══ EXTRACTED MATERIAL ══

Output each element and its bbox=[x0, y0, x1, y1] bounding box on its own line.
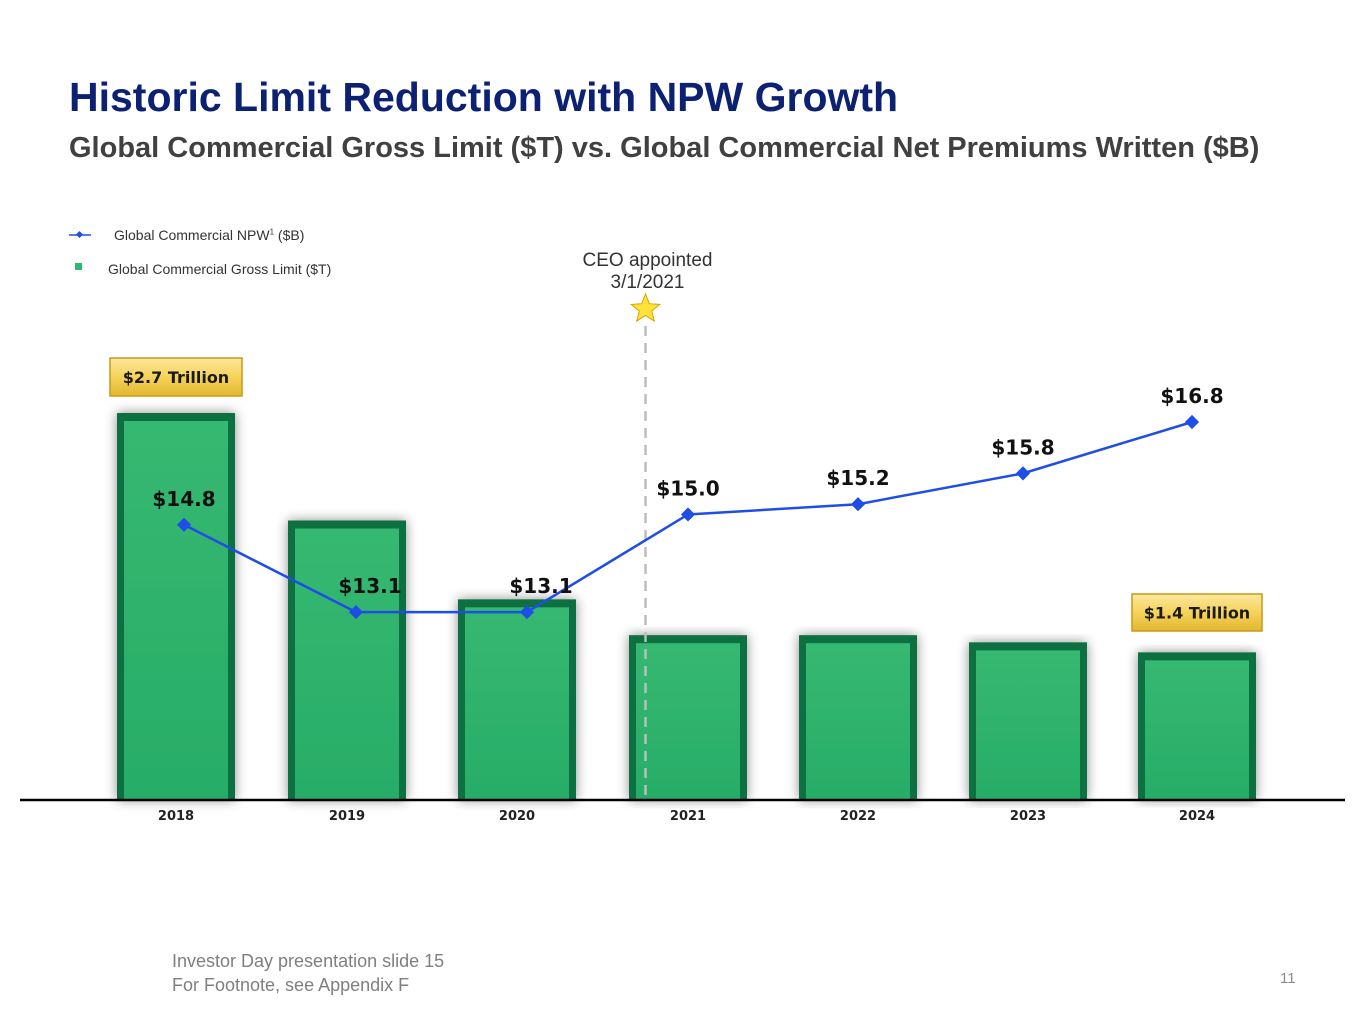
footer-source: Investor Day presentation slide 15 bbox=[172, 951, 445, 971]
npw-data-label-2020: $13.1 bbox=[509, 574, 572, 598]
page-title: Historic Limit Reduction with NPW Growth bbox=[69, 74, 899, 120]
npw-point-2019 bbox=[348, 605, 364, 620]
x-tick-label-2022: 2022 bbox=[840, 809, 876, 824]
npw-point-2022 bbox=[850, 497, 866, 512]
npw-data-label-2018: $14.8 bbox=[152, 487, 215, 511]
limit-bar-face bbox=[295, 528, 399, 800]
npw-point-2020 bbox=[519, 605, 535, 620]
callout-box bbox=[109, 357, 243, 397]
callout-box bbox=[1131, 593, 1263, 632]
npw-data-label-2023: $15.8 bbox=[991, 435, 1054, 459]
page-number: 11 bbox=[1280, 970, 1296, 987]
limit-bar-2022 bbox=[799, 635, 917, 800]
npw-data-label-2024: $16.8 bbox=[1160, 384, 1223, 408]
line-marker-icon bbox=[69, 230, 91, 239]
page-subtitle: Global Commercial Gross Limit ($T) vs. G… bbox=[69, 132, 1260, 164]
limit-bar-2024 bbox=[1138, 652, 1256, 800]
limit-bar-face bbox=[1145, 660, 1249, 800]
legend-label-limit: Global Commercial Gross Limit ($T) bbox=[108, 261, 332, 277]
x-tick-label-2023: 2023 bbox=[1010, 809, 1046, 824]
limit-bar-face bbox=[636, 643, 740, 800]
square-marker-icon bbox=[75, 263, 82, 270]
footer-notes: Investor Day presentation slide 15 For F… bbox=[172, 949, 444, 997]
x-tick-label-2018: 2018 bbox=[158, 809, 194, 824]
npw-data-label-2022: $15.2 bbox=[826, 466, 889, 490]
footer-footnote: For Footnote, see Appendix F bbox=[172, 975, 410, 995]
x-tick-label-2020: 2020 bbox=[499, 809, 535, 824]
star-icon bbox=[629, 292, 662, 323]
limit-bar-face bbox=[465, 607, 569, 800]
npw-data-label-2021: $15.0 bbox=[656, 476, 719, 500]
limit-bar-2019 bbox=[288, 520, 406, 800]
limit-bar-2018 bbox=[117, 413, 235, 800]
limit-bar-face bbox=[806, 643, 910, 800]
callout-2024-limit: $1.4 Trillion bbox=[1131, 593, 1263, 632]
x-tick-label-2019: 2019 bbox=[329, 809, 365, 824]
npw-point-2023 bbox=[1015, 466, 1031, 481]
limit-bar-2020 bbox=[458, 599, 576, 800]
callout-text: $2.7 Trillion bbox=[123, 368, 229, 387]
limit-bar-face bbox=[124, 421, 228, 800]
npw-point-2021 bbox=[680, 507, 696, 522]
callout-2018-limit: $2.7 Trillion bbox=[109, 357, 243, 397]
callout-text: $1.4 Trillion bbox=[1144, 604, 1250, 623]
ceo-annotation-title: CEO appointed bbox=[583, 250, 713, 271]
npw-data-label-2019: $13.1 bbox=[338, 574, 401, 598]
npw-point-2018 bbox=[176, 517, 192, 532]
legend-label-npw: Global Commercial NPW1 ($B) bbox=[114, 227, 305, 243]
npw-point-2024 bbox=[1184, 414, 1200, 430]
x-tick-label-2024: 2024 bbox=[1179, 809, 1215, 824]
limit-bar-2021 bbox=[629, 635, 747, 800]
limit-bar-2023 bbox=[969, 642, 1087, 800]
x-tick-label-2021: 2021 bbox=[670, 809, 706, 824]
limit-bar-face bbox=[976, 650, 1080, 800]
ceo-annotation-date: 3/1/2021 bbox=[611, 272, 685, 293]
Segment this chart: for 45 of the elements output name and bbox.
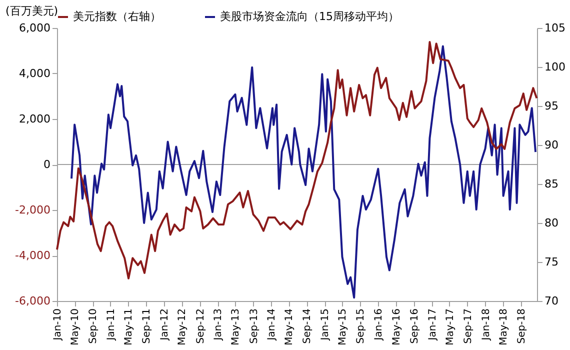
y2-tick-label: 80	[544, 216, 558, 230]
x-tick-label: Jan-18	[480, 308, 492, 342]
x-tick-label: May-15	[338, 308, 349, 346]
legend-label: 美股市场资金流向（15周移动平均）	[220, 10, 399, 23]
x-tick-label: May-14	[284, 308, 296, 346]
x-tick-label: Jan-14	[266, 308, 278, 342]
y-tick-label: 2,000	[19, 112, 50, 126]
y-tick-label: 0	[44, 158, 50, 171]
x-tick-label: Sep-18	[516, 308, 528, 344]
x-tick-label: Sep-14	[302, 308, 314, 344]
x-tick-label: May-18	[498, 308, 510, 346]
x-tick-label: Sep-15	[356, 308, 367, 344]
y-tick-label: -2,000	[15, 204, 50, 216]
x-tick-label: Sep-13	[248, 308, 260, 344]
y-tick-label: 4,000	[19, 67, 50, 80]
x-tick-label: May-12	[177, 308, 188, 346]
x-tick-label: Sep-11	[142, 308, 153, 344]
x-tick-label: Sep-16	[409, 308, 420, 344]
x-tick-label: Jan-15	[320, 308, 332, 342]
x-tick-label: Jan-12	[159, 308, 170, 342]
y2-tick-label: 95	[544, 100, 558, 112]
y2-tick-label: 90	[544, 138, 558, 152]
y2-tick-label: 70	[544, 294, 558, 308]
x-tick-label: May-16	[391, 308, 402, 346]
x-tick-label: May-11	[124, 308, 135, 346]
x-tick-label: Jan-13	[213, 308, 224, 342]
y-axis-title: (百万美元)	[6, 4, 58, 18]
y-tick-label: 6,000	[19, 22, 50, 34]
y-tick-label: -6,000	[15, 294, 50, 308]
x-tick-label: Sep-10	[88, 308, 100, 344]
x-tick-label: Jan-17	[427, 308, 438, 342]
y2-tick-label: 105	[544, 22, 566, 34]
x-tick-label: Jan-10	[52, 308, 64, 342]
y2-tick-label: 100	[544, 60, 566, 74]
x-tick-label: Jan-11	[106, 308, 117, 342]
x-tick-label: Sep-12	[195, 308, 206, 344]
x-tick-label: Sep-17	[462, 308, 474, 344]
x-tick-label: May-17	[444, 308, 456, 346]
y-tick-label: -4,000	[15, 249, 50, 262]
y2-tick-label: 85	[544, 178, 558, 190]
x-tick-label: Jan-16	[374, 308, 385, 342]
y2-tick-label: 75	[544, 256, 558, 268]
x-tick-label: May-13	[230, 308, 242, 346]
legend-label: 美元指数（右轴）	[73, 10, 161, 23]
x-tick-label: May-10	[70, 308, 82, 346]
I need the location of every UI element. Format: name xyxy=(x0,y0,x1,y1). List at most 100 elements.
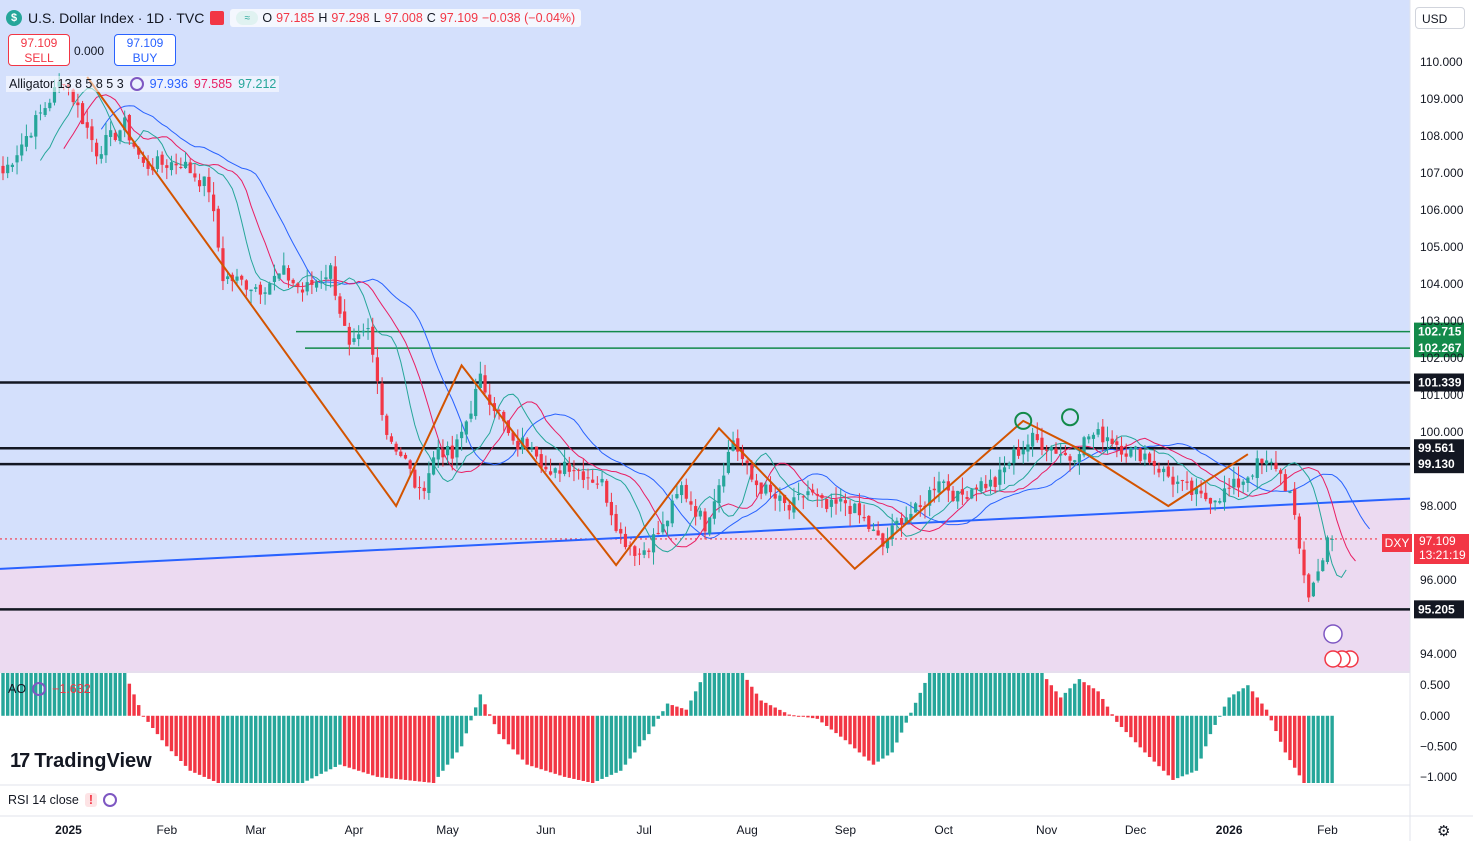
refresh-icon[interactable] xyxy=(32,682,47,696)
candle-body xyxy=(942,481,946,483)
close-label: C xyxy=(426,11,436,25)
ao-bar xyxy=(1222,706,1227,716)
candle-body xyxy=(965,497,969,499)
candle-body xyxy=(806,491,810,496)
candle-body xyxy=(212,194,216,212)
ao-bar xyxy=(876,715,880,762)
candle-body xyxy=(736,438,740,452)
refresh-icon[interactable] xyxy=(103,793,118,807)
candle-body xyxy=(460,431,464,439)
candle-body xyxy=(1059,453,1063,456)
ao-bar xyxy=(605,715,609,777)
ao-bar xyxy=(993,673,997,716)
warning-icon[interactable]: ! xyxy=(84,793,98,807)
visibility-icon[interactable]: ≈ xyxy=(236,11,259,25)
candle-body xyxy=(207,176,211,193)
candle-body xyxy=(385,415,389,435)
gear-icon[interactable]: ⚙ xyxy=(1437,823,1451,840)
candle-body xyxy=(10,164,14,168)
buy-button[interactable]: 97.109 BUY xyxy=(114,34,176,66)
candle-body xyxy=(591,479,595,483)
ao-bar xyxy=(1283,715,1288,753)
ao-bar xyxy=(1190,715,1194,773)
ao-bar xyxy=(235,715,239,783)
ao-bar xyxy=(590,715,595,783)
ao-bar xyxy=(1302,715,1306,783)
ao-bar xyxy=(225,715,230,783)
candle-body xyxy=(703,511,707,532)
candle-body xyxy=(670,500,674,524)
flag-icon[interactable] xyxy=(210,11,225,25)
candle-body xyxy=(422,487,426,492)
ao-bar xyxy=(1082,682,1086,716)
horizontal-levels: 102.715 102.267 101.339 99.561 99.130 95.205 xyxy=(0,322,1464,619)
candle-body xyxy=(469,413,473,419)
ao-bar xyxy=(881,715,885,759)
ao-bar xyxy=(258,715,263,783)
ao-bar xyxy=(623,715,628,765)
ao-bar xyxy=(941,673,946,716)
candle-body xyxy=(29,135,33,138)
ao-bar xyxy=(1012,673,1016,716)
candle-body xyxy=(141,156,145,163)
ao-bar xyxy=(146,715,150,722)
candle-body xyxy=(764,484,768,494)
symbol-title[interactable]: U.S. Dollar Index · 1D · TVC xyxy=(28,10,205,26)
candle-body xyxy=(843,500,847,504)
ao-bar xyxy=(1274,715,1278,732)
ao-bar xyxy=(1002,673,1007,716)
ao-bar xyxy=(464,715,469,734)
ao-tick-label: 0.500 xyxy=(1420,678,1450,692)
candle-body xyxy=(282,265,286,275)
low-value: 97.008 xyxy=(384,11,423,25)
candle-body xyxy=(333,266,337,296)
candle-body xyxy=(516,441,520,450)
currency-select[interactable]: USD xyxy=(1415,7,1465,29)
ao-bar xyxy=(1030,673,1035,716)
ao-bar xyxy=(314,715,319,777)
ao-bar xyxy=(665,703,670,716)
sell-button[interactable]: 97.109 SELL xyxy=(8,34,70,66)
candle-body xyxy=(731,440,735,451)
ao-bar xyxy=(94,673,99,716)
y-tick-label: 103.000 xyxy=(1420,314,1464,328)
ao-bar xyxy=(394,715,398,779)
candle-body xyxy=(352,338,356,342)
candle-body xyxy=(179,166,183,168)
candle-body xyxy=(296,283,300,287)
ao-bar xyxy=(1269,715,1273,721)
level-tag xyxy=(1414,339,1464,358)
candle-body xyxy=(1255,458,1259,478)
ao-bar xyxy=(857,715,862,753)
sell-label: SELL xyxy=(24,51,54,65)
candle-body xyxy=(647,550,651,552)
candle-body xyxy=(1194,488,1198,495)
candle-body xyxy=(1115,441,1119,445)
tradingview-logo[interactable]: 17 TradingView xyxy=(10,750,152,773)
candle-body xyxy=(534,446,539,457)
candle-body xyxy=(478,373,482,389)
candle-body xyxy=(782,494,787,504)
ao-legend[interactable]: AO −1.632 xyxy=(8,682,91,696)
alligator-legend[interactable]: Alligator 13 8 5 8 5 3 97.936 97.585 97.… xyxy=(6,76,280,92)
candle-body xyxy=(1208,497,1213,504)
candle-body xyxy=(1274,462,1278,470)
ao-bar xyxy=(712,673,717,716)
candle-body xyxy=(1180,480,1184,482)
ao-bar xyxy=(141,715,146,717)
ao-bar xyxy=(305,715,309,781)
ao-bar xyxy=(492,715,497,725)
ao-bar xyxy=(1138,715,1142,748)
rsi-legend[interactable]: RSI 14 close ! xyxy=(8,793,118,807)
candle-body xyxy=(1119,445,1124,455)
ao-bar xyxy=(347,715,352,768)
candle-body xyxy=(202,176,206,187)
candle-body xyxy=(1087,436,1091,440)
candle-body xyxy=(834,499,838,504)
ao-bar xyxy=(534,715,539,768)
candle-body xyxy=(530,447,534,449)
refresh-icon[interactable] xyxy=(129,77,144,91)
candle-body xyxy=(137,147,141,155)
candle-body xyxy=(1293,488,1297,515)
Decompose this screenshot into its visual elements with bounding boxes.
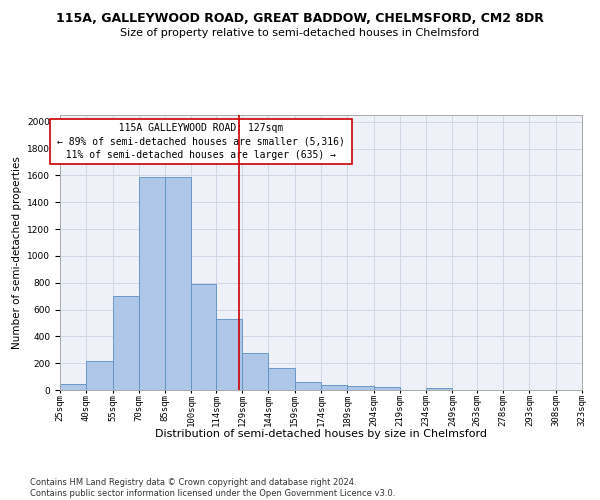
- Y-axis label: Number of semi-detached properties: Number of semi-detached properties: [12, 156, 22, 349]
- Bar: [165, 176, 191, 390]
- Text: 115A GALLEYWOOD ROAD: 127sqm  
← 89% of semi-detached houses are smaller (5,316): 115A GALLEYWOOD ROAD: 127sqm ← 89% of se…: [54, 123, 348, 160]
- Bar: [268, 368, 295, 390]
- Bar: [216, 319, 242, 390]
- Text: Size of property relative to semi-detached houses in Chelmsford: Size of property relative to semi-detach…: [121, 28, 479, 38]
- Bar: [60, 384, 86, 390]
- Bar: [374, 388, 400, 390]
- Bar: [86, 361, 113, 390]
- Bar: [242, 353, 268, 390]
- Bar: [426, 388, 452, 390]
- Text: 115A, GALLEYWOOD ROAD, GREAT BADDOW, CHELMSFORD, CM2 8DR: 115A, GALLEYWOOD ROAD, GREAT BADDOW, CHE…: [56, 12, 544, 26]
- Bar: [295, 382, 321, 390]
- Bar: [321, 386, 347, 390]
- Bar: [191, 284, 216, 390]
- X-axis label: Distribution of semi-detached houses by size in Chelmsford: Distribution of semi-detached houses by …: [155, 429, 487, 439]
- Bar: [347, 386, 374, 390]
- Bar: [113, 296, 139, 390]
- Text: Contains HM Land Registry data © Crown copyright and database right 2024.
Contai: Contains HM Land Registry data © Crown c…: [30, 478, 395, 498]
- Bar: [139, 176, 165, 390]
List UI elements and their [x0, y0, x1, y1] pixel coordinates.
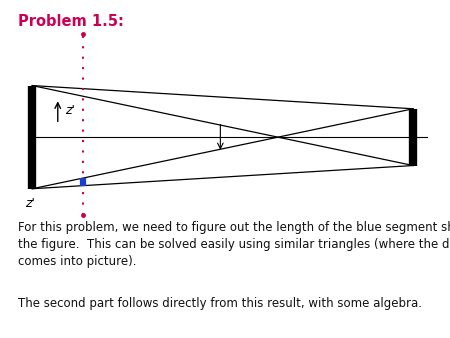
Text: z': z' [25, 197, 35, 210]
Text: For this problem, we need to figure out the length of the blue segment shown in
: For this problem, we need to figure out … [18, 221, 450, 268]
Text: Problem 1.5:: Problem 1.5: [18, 14, 124, 28]
Text: z': z' [65, 104, 75, 117]
Text: The second part follows directly from this result, with some algebra.: The second part follows directly from th… [18, 297, 422, 310]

═══

*DIRECTION*:
Rewrite the listing lines from the one containing "- Y-axis label: Number" through the one containing "- Bar: [216, 319, 242, 390]", inclusive, with "Bar" replaced by "Column" and everything else left unchanged. Return only those lines.

*COMPLETE RESPONSE*:
- Y-axis label: Number of semi-detached properties: Number of semi-detached properties: [12, 156, 22, 349]
- Column: [165, 176, 191, 390]
- Text: 115A GALLEYWOOD ROAD: 127sqm  
← 89% of semi-detached houses are smaller (5,316): 115A GALLEYWOOD ROAD: 127sqm ← 89% of se…: [54, 123, 348, 160]
- Column: [268, 368, 295, 390]
- Column: [216, 319, 242, 390]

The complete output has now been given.